— start DATA SUPPLIED —
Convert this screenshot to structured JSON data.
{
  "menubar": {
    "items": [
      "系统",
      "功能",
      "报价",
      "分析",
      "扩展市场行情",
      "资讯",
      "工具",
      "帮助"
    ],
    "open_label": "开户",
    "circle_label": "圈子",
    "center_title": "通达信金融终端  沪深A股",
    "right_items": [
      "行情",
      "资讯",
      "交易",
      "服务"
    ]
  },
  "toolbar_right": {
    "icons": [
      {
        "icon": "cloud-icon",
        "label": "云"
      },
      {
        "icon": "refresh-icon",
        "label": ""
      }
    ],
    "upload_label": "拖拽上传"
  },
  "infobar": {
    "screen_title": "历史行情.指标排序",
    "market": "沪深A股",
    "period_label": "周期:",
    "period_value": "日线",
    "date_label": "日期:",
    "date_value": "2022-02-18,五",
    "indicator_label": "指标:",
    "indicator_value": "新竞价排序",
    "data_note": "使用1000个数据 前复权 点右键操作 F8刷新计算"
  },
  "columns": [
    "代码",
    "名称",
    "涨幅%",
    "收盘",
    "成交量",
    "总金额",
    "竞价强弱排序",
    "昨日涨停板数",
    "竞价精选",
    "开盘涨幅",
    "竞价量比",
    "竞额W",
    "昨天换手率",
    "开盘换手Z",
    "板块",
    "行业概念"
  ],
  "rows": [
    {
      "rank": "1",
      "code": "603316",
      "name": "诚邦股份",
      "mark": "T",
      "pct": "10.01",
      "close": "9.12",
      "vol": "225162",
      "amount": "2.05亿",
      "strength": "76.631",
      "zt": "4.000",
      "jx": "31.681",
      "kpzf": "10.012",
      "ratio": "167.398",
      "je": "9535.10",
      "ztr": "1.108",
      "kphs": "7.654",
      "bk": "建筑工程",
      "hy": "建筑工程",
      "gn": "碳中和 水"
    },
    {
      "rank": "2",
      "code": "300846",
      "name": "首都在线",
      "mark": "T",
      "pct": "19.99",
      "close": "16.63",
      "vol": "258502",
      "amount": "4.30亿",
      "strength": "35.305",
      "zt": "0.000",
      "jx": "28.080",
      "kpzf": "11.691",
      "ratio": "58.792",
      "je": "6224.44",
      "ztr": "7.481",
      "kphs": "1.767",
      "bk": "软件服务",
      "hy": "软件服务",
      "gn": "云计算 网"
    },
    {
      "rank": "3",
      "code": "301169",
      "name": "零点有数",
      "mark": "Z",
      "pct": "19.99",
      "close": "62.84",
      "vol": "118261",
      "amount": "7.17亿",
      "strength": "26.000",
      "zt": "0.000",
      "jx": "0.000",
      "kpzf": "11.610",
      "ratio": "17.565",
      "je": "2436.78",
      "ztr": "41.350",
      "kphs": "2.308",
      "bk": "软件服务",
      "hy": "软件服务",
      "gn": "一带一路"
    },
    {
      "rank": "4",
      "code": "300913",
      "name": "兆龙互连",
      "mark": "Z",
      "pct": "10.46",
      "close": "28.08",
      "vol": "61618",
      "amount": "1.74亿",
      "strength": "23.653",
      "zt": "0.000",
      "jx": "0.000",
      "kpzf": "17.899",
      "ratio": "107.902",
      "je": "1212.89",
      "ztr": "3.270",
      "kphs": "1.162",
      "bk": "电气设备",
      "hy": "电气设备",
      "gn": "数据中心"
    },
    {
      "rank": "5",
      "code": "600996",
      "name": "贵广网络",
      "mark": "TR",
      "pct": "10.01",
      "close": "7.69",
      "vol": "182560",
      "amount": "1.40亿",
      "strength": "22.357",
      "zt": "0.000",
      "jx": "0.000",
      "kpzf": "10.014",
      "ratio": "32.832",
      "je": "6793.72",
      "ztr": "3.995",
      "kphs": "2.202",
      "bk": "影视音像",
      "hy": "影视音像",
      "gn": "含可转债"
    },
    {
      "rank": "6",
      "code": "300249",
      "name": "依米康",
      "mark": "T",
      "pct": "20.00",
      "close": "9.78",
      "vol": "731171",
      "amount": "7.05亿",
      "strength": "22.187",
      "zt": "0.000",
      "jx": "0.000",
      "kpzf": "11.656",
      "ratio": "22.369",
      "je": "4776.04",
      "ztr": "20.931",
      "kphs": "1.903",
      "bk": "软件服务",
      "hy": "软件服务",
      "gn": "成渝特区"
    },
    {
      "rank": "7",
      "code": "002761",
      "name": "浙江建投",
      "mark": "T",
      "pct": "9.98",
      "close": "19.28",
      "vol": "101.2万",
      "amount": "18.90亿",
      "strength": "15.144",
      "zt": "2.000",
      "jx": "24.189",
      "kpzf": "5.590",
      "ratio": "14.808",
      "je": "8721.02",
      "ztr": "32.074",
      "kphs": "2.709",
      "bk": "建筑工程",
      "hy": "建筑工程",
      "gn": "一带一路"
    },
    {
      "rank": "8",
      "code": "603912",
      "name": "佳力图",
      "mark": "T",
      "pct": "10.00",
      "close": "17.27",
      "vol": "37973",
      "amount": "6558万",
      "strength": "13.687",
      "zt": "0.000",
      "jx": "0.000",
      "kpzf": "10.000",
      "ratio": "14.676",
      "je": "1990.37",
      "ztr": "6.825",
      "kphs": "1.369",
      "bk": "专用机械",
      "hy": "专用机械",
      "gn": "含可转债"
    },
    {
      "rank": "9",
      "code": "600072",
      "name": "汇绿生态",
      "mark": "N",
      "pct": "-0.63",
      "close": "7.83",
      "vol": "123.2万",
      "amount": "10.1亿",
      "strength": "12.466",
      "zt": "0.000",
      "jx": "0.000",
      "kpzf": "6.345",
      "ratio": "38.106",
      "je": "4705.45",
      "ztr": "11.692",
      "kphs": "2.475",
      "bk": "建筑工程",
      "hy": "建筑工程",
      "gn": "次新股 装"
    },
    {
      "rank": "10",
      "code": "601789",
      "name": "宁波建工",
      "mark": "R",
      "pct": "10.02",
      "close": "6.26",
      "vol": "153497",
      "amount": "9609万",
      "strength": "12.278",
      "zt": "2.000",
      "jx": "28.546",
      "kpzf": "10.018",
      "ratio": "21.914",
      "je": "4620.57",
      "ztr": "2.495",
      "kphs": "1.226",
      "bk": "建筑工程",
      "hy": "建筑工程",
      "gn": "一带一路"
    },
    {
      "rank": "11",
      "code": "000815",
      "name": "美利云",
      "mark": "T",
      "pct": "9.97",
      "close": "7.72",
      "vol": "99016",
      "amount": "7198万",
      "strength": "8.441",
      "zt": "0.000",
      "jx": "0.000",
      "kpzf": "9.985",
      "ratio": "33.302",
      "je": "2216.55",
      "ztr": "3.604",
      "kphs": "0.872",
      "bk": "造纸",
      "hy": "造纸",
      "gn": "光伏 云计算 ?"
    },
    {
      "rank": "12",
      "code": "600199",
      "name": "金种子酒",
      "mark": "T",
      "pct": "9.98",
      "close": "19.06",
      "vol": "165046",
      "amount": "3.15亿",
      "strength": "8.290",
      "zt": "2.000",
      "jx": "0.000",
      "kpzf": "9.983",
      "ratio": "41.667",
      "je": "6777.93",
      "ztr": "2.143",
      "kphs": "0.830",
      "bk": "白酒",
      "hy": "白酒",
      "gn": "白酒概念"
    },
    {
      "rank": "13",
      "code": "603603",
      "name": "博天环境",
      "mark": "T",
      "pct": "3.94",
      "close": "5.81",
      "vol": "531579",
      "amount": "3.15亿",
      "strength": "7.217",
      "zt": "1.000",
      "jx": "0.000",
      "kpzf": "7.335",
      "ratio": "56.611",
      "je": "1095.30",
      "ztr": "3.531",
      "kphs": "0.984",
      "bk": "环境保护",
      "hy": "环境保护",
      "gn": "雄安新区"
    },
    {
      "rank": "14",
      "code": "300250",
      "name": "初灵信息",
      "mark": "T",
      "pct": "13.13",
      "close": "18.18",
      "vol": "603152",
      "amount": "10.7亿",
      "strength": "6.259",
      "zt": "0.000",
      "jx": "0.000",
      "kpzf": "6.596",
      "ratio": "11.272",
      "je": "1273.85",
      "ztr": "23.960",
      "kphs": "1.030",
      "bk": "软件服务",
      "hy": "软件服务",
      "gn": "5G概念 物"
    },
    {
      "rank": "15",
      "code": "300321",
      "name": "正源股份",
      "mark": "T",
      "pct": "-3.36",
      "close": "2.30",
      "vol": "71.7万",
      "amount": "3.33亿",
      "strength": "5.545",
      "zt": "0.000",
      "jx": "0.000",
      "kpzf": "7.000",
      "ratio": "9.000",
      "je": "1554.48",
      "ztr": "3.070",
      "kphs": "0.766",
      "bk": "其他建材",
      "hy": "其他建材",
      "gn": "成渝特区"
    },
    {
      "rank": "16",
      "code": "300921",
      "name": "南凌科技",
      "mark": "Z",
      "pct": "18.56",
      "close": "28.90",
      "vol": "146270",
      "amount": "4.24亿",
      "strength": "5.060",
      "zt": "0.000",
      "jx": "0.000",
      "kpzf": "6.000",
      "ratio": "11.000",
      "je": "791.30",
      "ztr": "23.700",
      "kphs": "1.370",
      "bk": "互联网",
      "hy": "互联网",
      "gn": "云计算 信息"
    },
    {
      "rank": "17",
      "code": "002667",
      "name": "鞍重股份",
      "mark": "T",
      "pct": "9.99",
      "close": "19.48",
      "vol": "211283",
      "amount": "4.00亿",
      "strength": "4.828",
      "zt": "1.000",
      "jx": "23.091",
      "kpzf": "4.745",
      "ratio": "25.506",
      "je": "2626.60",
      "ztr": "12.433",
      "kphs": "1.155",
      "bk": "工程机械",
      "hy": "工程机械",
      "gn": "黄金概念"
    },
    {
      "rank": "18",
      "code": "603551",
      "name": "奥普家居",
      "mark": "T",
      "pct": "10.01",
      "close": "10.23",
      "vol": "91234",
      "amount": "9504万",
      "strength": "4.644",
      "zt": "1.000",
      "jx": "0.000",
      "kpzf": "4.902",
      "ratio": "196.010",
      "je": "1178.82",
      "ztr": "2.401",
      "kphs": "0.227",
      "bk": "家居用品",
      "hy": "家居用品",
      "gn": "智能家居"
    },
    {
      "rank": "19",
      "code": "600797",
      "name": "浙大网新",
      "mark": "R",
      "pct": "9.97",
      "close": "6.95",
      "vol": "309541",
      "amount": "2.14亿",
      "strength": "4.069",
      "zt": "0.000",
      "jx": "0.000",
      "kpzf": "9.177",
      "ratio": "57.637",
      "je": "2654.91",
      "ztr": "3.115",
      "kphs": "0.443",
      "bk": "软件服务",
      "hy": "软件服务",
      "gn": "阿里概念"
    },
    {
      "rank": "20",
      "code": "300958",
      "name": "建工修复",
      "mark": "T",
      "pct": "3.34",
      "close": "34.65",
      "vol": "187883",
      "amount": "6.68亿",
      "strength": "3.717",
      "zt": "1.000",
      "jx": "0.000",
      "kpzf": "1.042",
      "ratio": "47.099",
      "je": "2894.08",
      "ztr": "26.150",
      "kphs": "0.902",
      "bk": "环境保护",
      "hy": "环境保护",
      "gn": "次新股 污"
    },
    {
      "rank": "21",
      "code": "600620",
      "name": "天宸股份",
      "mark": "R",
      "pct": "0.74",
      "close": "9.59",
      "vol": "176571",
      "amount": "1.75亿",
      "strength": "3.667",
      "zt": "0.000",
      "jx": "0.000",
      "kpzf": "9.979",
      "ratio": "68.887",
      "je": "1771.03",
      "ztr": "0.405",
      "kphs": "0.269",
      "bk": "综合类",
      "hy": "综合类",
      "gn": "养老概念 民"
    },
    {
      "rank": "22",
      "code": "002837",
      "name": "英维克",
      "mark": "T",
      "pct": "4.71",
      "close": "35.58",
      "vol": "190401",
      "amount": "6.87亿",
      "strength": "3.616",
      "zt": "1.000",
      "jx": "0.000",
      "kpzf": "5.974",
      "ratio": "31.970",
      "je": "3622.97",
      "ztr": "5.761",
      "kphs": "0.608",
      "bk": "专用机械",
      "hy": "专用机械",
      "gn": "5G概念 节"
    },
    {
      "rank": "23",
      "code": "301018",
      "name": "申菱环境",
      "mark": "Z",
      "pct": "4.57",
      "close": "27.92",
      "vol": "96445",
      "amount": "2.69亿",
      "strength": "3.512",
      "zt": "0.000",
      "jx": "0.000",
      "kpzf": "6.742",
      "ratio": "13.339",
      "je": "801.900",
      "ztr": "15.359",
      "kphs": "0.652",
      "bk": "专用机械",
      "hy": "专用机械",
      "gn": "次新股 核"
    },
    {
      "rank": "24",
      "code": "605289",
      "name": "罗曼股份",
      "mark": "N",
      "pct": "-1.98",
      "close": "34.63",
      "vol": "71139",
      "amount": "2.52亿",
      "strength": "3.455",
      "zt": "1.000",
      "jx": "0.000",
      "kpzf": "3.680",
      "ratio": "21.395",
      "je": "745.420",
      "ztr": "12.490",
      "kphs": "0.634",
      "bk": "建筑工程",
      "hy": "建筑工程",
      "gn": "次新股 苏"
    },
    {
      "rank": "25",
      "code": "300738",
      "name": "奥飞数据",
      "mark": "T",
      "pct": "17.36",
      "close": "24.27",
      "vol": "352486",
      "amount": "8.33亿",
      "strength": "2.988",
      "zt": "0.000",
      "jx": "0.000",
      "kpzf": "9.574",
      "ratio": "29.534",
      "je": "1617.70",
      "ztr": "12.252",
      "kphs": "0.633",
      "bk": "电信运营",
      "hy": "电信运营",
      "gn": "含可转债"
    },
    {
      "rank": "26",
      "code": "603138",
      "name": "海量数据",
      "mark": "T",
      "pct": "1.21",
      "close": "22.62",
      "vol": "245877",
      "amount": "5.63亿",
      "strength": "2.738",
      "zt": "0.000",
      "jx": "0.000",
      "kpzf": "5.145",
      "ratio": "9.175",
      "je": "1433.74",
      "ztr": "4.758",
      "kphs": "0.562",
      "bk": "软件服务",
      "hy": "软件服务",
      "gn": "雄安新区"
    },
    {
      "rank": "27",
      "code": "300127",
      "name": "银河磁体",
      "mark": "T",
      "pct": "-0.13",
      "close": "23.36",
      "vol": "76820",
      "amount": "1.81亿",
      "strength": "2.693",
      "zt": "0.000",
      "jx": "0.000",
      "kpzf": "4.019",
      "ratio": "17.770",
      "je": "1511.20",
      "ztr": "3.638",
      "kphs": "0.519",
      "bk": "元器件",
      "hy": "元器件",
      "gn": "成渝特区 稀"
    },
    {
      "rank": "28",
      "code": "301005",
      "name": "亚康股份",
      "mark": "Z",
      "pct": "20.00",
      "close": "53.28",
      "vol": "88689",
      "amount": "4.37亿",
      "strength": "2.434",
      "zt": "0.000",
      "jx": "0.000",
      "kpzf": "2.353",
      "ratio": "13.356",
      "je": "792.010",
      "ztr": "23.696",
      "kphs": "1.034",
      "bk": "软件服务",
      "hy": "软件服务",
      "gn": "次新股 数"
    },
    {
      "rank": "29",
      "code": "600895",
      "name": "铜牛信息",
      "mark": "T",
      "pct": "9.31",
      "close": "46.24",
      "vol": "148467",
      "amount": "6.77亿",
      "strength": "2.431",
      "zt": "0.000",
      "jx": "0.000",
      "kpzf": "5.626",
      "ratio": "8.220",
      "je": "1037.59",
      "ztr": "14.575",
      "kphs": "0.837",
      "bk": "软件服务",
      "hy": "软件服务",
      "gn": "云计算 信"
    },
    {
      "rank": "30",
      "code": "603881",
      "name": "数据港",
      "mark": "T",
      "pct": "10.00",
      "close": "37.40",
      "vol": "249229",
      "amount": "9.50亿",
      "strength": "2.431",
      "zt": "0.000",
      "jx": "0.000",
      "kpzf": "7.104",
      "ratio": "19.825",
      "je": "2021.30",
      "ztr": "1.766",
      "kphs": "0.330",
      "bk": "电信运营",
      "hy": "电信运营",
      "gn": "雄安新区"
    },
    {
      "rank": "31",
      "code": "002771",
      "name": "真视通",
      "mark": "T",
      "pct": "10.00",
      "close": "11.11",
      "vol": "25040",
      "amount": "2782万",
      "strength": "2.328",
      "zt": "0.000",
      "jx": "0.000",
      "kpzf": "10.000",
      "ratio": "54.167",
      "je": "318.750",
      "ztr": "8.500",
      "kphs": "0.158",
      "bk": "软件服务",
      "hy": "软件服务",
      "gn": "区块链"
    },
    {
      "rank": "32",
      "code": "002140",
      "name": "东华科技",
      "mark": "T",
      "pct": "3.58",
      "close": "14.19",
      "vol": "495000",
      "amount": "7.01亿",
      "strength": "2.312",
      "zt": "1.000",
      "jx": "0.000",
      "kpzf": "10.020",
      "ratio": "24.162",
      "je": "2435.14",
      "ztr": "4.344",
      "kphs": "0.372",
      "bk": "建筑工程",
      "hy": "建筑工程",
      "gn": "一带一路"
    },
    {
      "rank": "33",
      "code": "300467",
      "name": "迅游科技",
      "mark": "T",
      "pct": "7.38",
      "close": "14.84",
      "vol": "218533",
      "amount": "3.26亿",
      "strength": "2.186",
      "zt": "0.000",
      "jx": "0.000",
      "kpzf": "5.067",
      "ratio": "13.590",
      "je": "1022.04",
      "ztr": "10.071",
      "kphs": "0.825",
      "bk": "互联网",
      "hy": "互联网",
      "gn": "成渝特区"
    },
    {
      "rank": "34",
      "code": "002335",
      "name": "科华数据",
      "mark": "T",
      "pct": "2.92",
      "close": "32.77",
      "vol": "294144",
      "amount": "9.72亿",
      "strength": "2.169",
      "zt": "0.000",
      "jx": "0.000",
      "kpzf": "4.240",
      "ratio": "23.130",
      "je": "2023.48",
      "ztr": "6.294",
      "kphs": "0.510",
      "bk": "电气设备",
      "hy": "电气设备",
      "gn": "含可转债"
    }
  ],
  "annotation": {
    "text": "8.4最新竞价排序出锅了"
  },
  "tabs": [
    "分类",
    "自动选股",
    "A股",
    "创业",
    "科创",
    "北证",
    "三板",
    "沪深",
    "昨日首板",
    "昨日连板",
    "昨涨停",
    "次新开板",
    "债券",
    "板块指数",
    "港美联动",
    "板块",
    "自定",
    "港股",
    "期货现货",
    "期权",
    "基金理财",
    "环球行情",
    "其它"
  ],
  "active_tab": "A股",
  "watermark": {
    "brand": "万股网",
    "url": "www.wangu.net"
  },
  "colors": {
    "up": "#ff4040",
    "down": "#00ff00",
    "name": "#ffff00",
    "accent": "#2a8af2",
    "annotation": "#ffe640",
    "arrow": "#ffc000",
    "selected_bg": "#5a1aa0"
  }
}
— end DATA SUPPLIED —
*TASK DESCRIPTION*. In the lines above, find each one with "沪深A股" and list it.

*EXERCISE ANSWER*.
    "center_title": "通达信金融终端  沪深A股",
    "market": "沪深A股",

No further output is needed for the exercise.